++++ Extract provided
Vice President level quantitative credit risk. The VP will work on the Credit Risk Analytic team reporting into the Head of Risk Analytics. The credit risk analytics function is responsible for development and maintenance of quantitative models to support credit risk management and portfolio management requirements that cover the wholesale loans, repos, project finance, securitizations and IR derivatives portfolios. Candidate will join the Risk Analytics group that partakes in model development over the full life-cycle of modes: from methodology to design to implementation. The successful candidate will also provide analysis and feedback on changes to or introduction of new models at the firm.
Responsibilities
- Develop credit risk models (ALLL, PD, LGD, and EAD) that support the loss estimation for CECL and stress testing.
- Develop and enhance counterparty risk models (PFE, EPE, XVA) that support credit capital assessment
- Maintain and enhance the existing models through various statistical tests, back-testing, and sensitivity testing, and perform gap and attribution analysis from enhancements
- Work on credit risk management initiatives such as stress, concentration risk, idiosyncratic risk, and CCP risk.
- Support model submission and validation review by providing requested materials and performing appropriate analysis. Work with internal model validation team to ensure successful model validation.
- Routinely monitor the model performance to support risk appetite and capital planning exercises.
- Develop Risk Analytics platform.
++++++++
++++ Given information
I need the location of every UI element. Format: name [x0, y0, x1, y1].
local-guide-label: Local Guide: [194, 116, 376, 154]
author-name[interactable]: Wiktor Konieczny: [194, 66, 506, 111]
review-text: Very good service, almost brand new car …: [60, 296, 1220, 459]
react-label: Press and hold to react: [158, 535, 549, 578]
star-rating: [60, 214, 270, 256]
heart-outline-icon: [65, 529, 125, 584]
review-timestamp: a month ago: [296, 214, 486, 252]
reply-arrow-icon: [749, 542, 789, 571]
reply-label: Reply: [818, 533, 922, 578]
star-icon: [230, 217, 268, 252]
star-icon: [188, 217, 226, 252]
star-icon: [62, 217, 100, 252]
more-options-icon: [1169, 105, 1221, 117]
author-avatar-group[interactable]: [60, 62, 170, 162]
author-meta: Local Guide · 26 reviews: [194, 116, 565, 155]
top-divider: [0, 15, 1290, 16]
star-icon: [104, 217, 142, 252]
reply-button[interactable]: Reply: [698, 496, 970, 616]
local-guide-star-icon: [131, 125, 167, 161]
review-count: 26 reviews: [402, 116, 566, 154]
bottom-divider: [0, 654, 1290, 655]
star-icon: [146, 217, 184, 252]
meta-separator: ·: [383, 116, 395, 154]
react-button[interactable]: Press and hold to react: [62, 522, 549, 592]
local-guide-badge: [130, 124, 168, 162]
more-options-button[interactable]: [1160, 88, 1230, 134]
++++++++
Work request A:
From the credit risk job posting:
(i) Whom does the VP report to?
(ii) Which counterparty risk models will the role develop and enhance?
(iii) What do the ALLL, PD, LGD, and EAD models support loss estimation for?
Work request B: Can you carry on the credit risk job posting from its last line?
The rows play no role here.

Task response A:
(i) The Head of Risk Analytics.
(ii) PFE, EPE, and XVA.
(iii) CECL and stress testing.

Task response B:
Qualifications
- Bachelor degree in a quantitative field such as mathematics, statistics, computer sciences, economics, quantitative finance or engineering; Advanced degree is a plus.
- At least 5 years of experience working for large and complex financial institutions as a quantitative model developer.
- Strong technical knowledge and experience designing framework and developing credit risk analytics such as EPE, PFE, XVA, ALLL, PD, LGD, Stress Testing models under SR11-7.
- Strong working knowledge of investment bank credit products (including loans, repos, CDS, and structured products) and the associated credit risk metrics.
- Strong understanding of derivative products and Credit RWA.
- Strong experience developing analytics for CECL; implementation of CECL end to end from either CCAR or DFAST built is a plus.
- Proficient programming skills in python and R (other languages such as SAS, C++, PERL is a plus).
- Database expertise: SQL, Sybase.
- Superior oral and written communication skills.
- Experience with stress testing and SR12-7 is a plus.